Data entries:

** BEGIN **

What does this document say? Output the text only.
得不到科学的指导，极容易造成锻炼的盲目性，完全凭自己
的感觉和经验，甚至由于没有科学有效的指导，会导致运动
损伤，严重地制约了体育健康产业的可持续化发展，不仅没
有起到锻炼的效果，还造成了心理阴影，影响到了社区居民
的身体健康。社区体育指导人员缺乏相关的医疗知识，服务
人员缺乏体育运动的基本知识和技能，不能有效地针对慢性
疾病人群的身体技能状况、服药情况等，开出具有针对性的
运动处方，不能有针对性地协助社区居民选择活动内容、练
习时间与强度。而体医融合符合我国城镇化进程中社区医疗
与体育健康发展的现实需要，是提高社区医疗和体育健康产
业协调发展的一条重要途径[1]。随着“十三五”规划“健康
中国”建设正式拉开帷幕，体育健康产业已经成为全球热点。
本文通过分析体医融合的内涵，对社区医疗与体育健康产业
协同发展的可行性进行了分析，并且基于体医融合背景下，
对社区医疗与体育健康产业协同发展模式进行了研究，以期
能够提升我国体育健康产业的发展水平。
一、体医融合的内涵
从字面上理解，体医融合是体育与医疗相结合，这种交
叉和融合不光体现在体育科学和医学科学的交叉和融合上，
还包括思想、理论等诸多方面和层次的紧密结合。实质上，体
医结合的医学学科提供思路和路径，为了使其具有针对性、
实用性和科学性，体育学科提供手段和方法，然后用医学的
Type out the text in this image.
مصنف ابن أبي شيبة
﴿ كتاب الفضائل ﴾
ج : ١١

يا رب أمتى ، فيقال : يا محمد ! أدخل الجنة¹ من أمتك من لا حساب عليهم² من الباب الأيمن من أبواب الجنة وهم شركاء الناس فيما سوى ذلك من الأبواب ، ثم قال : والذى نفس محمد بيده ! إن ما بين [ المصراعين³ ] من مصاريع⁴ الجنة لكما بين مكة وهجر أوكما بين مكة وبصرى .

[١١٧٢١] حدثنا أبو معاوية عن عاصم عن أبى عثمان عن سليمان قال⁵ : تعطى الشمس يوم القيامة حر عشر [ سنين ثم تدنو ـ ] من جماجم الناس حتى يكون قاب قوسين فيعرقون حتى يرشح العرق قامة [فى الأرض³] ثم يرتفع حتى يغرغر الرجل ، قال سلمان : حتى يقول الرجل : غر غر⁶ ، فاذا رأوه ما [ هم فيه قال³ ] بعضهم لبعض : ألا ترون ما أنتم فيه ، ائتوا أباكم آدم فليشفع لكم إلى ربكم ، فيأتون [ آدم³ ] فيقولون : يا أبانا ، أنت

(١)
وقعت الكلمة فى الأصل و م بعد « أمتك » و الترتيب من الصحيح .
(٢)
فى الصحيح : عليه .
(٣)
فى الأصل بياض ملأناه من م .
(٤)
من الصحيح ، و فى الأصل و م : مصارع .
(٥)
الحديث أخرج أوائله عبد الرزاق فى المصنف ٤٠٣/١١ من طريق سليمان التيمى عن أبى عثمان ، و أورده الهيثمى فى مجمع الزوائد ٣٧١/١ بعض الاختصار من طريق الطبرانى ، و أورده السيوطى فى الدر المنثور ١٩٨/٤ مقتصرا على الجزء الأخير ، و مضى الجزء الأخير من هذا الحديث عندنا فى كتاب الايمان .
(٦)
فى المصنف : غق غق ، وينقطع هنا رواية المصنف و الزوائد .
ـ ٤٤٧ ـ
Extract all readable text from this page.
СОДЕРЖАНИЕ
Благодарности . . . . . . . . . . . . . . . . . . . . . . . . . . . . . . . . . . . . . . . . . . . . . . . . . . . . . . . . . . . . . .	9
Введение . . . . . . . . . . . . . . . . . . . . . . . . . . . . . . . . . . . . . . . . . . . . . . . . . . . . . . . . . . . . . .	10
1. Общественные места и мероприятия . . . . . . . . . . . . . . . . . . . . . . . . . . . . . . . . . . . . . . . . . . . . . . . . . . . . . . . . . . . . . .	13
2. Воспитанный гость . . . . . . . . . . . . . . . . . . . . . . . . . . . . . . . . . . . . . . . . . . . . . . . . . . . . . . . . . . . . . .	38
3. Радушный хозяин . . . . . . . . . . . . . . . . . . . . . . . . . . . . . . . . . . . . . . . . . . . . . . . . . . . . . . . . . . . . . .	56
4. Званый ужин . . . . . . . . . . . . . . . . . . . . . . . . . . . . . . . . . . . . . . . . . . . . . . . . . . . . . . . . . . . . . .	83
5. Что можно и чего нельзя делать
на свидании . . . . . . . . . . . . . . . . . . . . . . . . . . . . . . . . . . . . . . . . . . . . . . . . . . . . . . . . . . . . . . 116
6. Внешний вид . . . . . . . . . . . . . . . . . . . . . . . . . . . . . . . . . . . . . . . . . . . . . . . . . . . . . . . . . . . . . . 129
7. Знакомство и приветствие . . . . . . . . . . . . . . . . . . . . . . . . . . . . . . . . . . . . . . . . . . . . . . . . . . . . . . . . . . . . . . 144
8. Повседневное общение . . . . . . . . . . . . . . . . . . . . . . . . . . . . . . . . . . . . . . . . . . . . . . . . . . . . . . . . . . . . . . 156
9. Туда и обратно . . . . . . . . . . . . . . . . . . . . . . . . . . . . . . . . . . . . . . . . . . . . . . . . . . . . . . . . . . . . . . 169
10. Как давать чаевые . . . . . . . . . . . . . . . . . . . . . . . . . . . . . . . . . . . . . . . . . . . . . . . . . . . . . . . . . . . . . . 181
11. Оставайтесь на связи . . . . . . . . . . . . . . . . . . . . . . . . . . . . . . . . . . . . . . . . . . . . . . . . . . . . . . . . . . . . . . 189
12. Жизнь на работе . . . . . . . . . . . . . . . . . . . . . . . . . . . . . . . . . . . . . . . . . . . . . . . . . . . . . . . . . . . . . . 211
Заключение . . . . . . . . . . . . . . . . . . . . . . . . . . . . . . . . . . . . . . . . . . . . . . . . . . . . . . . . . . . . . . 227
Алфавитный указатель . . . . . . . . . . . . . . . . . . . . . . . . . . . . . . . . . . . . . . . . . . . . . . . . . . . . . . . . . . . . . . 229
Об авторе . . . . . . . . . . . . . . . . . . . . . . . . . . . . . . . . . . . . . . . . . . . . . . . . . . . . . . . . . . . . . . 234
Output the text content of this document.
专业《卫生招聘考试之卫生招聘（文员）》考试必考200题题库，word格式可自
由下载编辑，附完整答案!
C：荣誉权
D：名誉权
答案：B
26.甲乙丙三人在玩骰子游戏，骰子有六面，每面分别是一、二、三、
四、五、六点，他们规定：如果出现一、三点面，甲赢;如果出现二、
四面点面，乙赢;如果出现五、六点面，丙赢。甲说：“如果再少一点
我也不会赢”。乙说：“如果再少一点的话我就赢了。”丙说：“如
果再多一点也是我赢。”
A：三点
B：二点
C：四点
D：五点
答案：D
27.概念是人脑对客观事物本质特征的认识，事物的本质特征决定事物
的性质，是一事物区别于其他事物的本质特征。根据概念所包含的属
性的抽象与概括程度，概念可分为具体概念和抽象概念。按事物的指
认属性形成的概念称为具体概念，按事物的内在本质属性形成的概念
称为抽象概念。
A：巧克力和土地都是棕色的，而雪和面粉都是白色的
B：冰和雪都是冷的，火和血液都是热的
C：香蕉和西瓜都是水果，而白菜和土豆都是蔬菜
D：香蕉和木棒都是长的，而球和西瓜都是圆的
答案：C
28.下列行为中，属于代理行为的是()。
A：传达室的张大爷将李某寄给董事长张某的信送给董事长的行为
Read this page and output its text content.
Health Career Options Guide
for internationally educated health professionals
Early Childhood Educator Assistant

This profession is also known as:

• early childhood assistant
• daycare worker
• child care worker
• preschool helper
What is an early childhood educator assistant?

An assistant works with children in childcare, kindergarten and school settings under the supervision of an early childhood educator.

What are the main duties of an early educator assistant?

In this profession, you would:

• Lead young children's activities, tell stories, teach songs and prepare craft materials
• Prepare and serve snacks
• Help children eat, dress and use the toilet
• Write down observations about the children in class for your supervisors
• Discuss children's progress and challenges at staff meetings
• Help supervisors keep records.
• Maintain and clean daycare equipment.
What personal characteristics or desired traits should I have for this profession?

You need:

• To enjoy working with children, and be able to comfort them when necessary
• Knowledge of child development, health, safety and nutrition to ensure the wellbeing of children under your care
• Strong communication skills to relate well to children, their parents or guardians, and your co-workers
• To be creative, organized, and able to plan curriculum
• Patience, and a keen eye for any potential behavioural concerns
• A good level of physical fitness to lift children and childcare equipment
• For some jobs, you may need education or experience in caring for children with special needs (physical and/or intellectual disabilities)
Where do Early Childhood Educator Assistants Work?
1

** END **

GIVEN EXERCISE
From the records above, copy every line that holds the word "supervisors".

SOLUTION TO THE EXERCISE
• Write down observations about the children in class for your supervisors
• Help supervisors keep records.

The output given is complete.